═══ LISTING

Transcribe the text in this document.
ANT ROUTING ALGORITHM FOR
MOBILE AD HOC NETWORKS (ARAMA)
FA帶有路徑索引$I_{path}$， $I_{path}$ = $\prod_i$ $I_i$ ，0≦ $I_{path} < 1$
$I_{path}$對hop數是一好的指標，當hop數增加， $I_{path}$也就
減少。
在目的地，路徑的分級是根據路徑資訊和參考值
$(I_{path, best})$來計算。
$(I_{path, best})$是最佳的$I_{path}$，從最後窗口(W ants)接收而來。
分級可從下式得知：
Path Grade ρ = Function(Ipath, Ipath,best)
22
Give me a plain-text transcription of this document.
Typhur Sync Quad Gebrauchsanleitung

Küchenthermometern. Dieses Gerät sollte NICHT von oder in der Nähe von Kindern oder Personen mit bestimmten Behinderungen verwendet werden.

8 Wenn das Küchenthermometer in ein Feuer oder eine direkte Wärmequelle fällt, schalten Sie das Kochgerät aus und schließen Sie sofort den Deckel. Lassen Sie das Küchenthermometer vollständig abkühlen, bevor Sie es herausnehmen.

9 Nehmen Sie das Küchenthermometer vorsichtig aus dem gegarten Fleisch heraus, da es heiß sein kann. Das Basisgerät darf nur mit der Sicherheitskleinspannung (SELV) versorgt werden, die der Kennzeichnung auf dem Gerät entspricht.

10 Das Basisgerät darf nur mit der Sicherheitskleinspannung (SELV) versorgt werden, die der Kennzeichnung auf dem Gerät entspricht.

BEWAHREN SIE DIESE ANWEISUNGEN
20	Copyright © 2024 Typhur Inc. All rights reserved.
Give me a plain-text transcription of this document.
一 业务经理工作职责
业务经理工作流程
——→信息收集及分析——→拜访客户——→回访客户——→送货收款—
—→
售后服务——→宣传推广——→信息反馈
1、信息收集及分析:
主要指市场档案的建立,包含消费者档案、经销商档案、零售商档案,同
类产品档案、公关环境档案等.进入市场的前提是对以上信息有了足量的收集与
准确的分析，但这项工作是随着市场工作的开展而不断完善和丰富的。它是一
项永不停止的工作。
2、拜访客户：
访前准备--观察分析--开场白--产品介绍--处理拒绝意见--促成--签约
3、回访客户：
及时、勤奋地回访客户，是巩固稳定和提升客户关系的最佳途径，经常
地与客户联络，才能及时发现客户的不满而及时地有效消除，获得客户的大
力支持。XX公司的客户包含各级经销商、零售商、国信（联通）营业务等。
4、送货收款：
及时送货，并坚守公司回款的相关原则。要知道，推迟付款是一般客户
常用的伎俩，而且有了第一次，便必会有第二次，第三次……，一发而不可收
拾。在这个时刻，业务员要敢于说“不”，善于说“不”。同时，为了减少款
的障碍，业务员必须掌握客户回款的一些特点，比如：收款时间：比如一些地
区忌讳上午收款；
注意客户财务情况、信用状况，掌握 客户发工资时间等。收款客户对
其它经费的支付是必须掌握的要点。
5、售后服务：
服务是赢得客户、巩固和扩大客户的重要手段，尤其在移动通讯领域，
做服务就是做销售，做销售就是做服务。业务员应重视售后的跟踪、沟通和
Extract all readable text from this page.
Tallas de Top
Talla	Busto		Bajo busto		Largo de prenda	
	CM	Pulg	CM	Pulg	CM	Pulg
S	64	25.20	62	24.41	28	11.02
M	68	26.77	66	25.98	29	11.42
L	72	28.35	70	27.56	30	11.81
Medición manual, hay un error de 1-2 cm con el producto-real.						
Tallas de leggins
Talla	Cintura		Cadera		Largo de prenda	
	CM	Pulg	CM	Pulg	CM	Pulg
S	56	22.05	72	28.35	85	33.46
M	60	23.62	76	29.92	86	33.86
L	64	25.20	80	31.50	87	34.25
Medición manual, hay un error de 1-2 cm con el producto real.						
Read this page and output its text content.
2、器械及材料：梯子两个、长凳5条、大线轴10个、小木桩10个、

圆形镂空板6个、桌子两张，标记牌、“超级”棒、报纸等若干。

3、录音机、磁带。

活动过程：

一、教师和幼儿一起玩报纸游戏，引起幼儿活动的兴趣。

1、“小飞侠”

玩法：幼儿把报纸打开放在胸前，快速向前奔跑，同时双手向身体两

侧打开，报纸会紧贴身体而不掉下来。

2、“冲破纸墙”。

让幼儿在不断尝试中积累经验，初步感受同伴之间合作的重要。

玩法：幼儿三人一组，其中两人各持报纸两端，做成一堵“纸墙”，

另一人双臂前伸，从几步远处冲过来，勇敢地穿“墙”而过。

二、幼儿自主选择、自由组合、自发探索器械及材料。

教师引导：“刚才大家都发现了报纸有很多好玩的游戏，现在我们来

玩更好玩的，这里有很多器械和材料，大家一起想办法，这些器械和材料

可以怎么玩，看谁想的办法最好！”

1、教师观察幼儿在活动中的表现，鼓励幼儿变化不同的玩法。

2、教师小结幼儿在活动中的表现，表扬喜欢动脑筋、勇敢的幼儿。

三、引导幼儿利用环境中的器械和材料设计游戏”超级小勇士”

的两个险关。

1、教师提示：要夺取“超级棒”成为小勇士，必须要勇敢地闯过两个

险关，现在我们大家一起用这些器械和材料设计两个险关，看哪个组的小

══════

▶ REQUEST: Write out every line of the material again, exactly as it reads.

▶ COMPLETED EXERCISE:
Transcribe the text in this document.
ANT ROUTING ALGORITHM FOR
MOBILE AD HOC NETWORKS (ARAMA)
FA帶有路徑索引$I_{path}$， $I_{path}$ = $\prod_i$ $I_i$ ，0≦ $I_{path} < 1$
$I_{path}$對hop數是一好的指標，當hop數增加， $I_{path}$也就
減少。
在目的地，路徑的分級是根據路徑資訊和參考值
$(I_{path, best})$來計算。
$(I_{path, best})$是最佳的$I_{path}$，從最後窗口(W ants)接收而來。
分級可從下式得知：
Path Grade ρ = Function(Ipath, Ipath,best)
22
Give me a plain-text transcription of this document.
Typhur Sync Quad Gebrauchsanleitung

Küchenthermometern. Dieses Gerät sollte NICHT von oder in der Nähe von Kindern oder Personen mit bestimmten Behinderungen verwendet werden.

8 Wenn das Küchenthermometer in ein Feuer oder eine direkte Wärmequelle fällt, schalten Sie das Kochgerät aus und schließen Sie sofort den Deckel. Lassen Sie das Küchenthermometer vollständig abkühlen, bevor Sie es herausnehmen.

9 Nehmen Sie das Küchenthermometer vorsichtig aus dem gegarten Fleisch heraus, da es heiß sein kann. Das Basisgerät darf nur mit der Sicherheitskleinspannung (SELV) versorgt werden, die der Kennzeichnung auf dem Gerät entspricht.

10 Das Basisgerät darf nur mit der Sicherheitskleinspannung (SELV) versorgt werden, die der Kennzeichnung auf dem Gerät entspricht.

BEWAHREN SIE DIESE ANWEISUNGEN
20	Copyright © 2024 Typhur Inc. All rights reserved.
Give me a plain-text transcription of this document.
一 业务经理工作职责
业务经理工作流程
——→信息收集及分析——→拜访客户——→回访客户——→送货收款—
—→
售后服务——→宣传推广——→信息反馈
1、信息收集及分析:
主要指市场档案的建立,包含消费者档案、经销商档案、零售商档案,同
类产品档案、公关环境档案等.进入市场的前提是对以上信息有了足量的收集与
准确的分析，但这项工作是随着市场工作的开展而不断完善和丰富的。它是一
项永不停止的工作。
2、拜访客户：
访前准备--观察分析--开场白--产品介绍--处理拒绝意见--促成--签约
3、回访客户：
及时、勤奋地回访客户，是巩固稳定和提升客户关系的最佳途径，经常
地与客户联络，才能及时发现客户的不满而及时地有效消除，获得客户的大
力支持。XX公司的客户包含各级经销商、零售商、国信（联通）营业务等。
4、送货收款：
及时送货，并坚守公司回款的相关原则。要知道，推迟付款是一般客户
常用的伎俩，而且有了第一次，便必会有第二次，第三次……，一发而不可收
拾。在这个时刻，业务员要敢于说“不”，善于说“不”。同时，为了减少款
的障碍，业务员必须掌握客户回款的一些特点，比如：收款时间：比如一些地
区忌讳上午收款；
注意客户财务情况、信用状况，掌握 客户发工资时间等。收款客户对
其它经费的支付是必须掌握的要点。
5、售后服务：
服务是赢得客户、巩固和扩大客户的重要手段，尤其在移动通讯领域，
做服务就是做销售，做销售就是做服务。业务员应重视售后的跟踪、沟通和
Extract all readable text from this page.
Tallas de Top
Talla	Busto		Bajo busto		Largo de prenda	
	CM	Pulg	CM	Pulg	CM	Pulg
S	64	25.20	62	24.41	28	11.02
M	68	26.77	66	25.98	29	11.42
L	72	28.35	70	27.56	30	11.81
Medición manual, hay un error de 1-2 cm con el producto-real.						
Tallas de leggins
Talla	Cintura		Cadera		Largo de prenda	
	CM	Pulg	CM	Pulg	CM	Pulg
S	56	22.05	72	28.35	85	33.46
M	60	23.62	76	29.92	86	33.86
L	64	25.20	80	31.50	87	34.25
Medición manual, hay un error de 1-2 cm con el producto real.						
Read this page and output its text content.
2、器械及材料：梯子两个、长凳5条、大线轴10个、小木桩10个、

圆形镂空板6个、桌子两张，标记牌、“超级”棒、报纸等若干。

3、录音机、磁带。

活动过程：

一、教师和幼儿一起玩报纸游戏，引起幼儿活动的兴趣。

1、“小飞侠”

玩法：幼儿把报纸打开放在胸前，快速向前奔跑，同时双手向身体两

侧打开，报纸会紧贴身体而不掉下来。

2、“冲破纸墙”。

让幼儿在不断尝试中积累经验，初步感受同伴之间合作的重要。

玩法：幼儿三人一组，其中两人各持报纸两端，做成一堵“纸墙”，

另一人双臂前伸，从几步远处冲过来，勇敢地穿“墙”而过。

二、幼儿自主选择、自由组合、自发探索器械及材料。

教师引导：“刚才大家都发现了报纸有很多好玩的游戏，现在我们来

玩更好玩的，这里有很多器械和材料，大家一起想办法，这些器械和材料

可以怎么玩，看谁想的办法最好！”

1、教师观察幼儿在活动中的表现，鼓励幼儿变化不同的玩法。

2、教师小结幼儿在活动中的表现，表扬喜欢动脑筋、勇敢的幼儿。

三、引导幼儿利用环境中的器械和材料设计游戏”超级小勇士”

的两个险关。

1、教师提示：要夺取“超级棒”成为小勇士，必须要勇敢地闯过两个

险关，现在我们大家一起用这些器械和材料设计两个险关，看哪个组的小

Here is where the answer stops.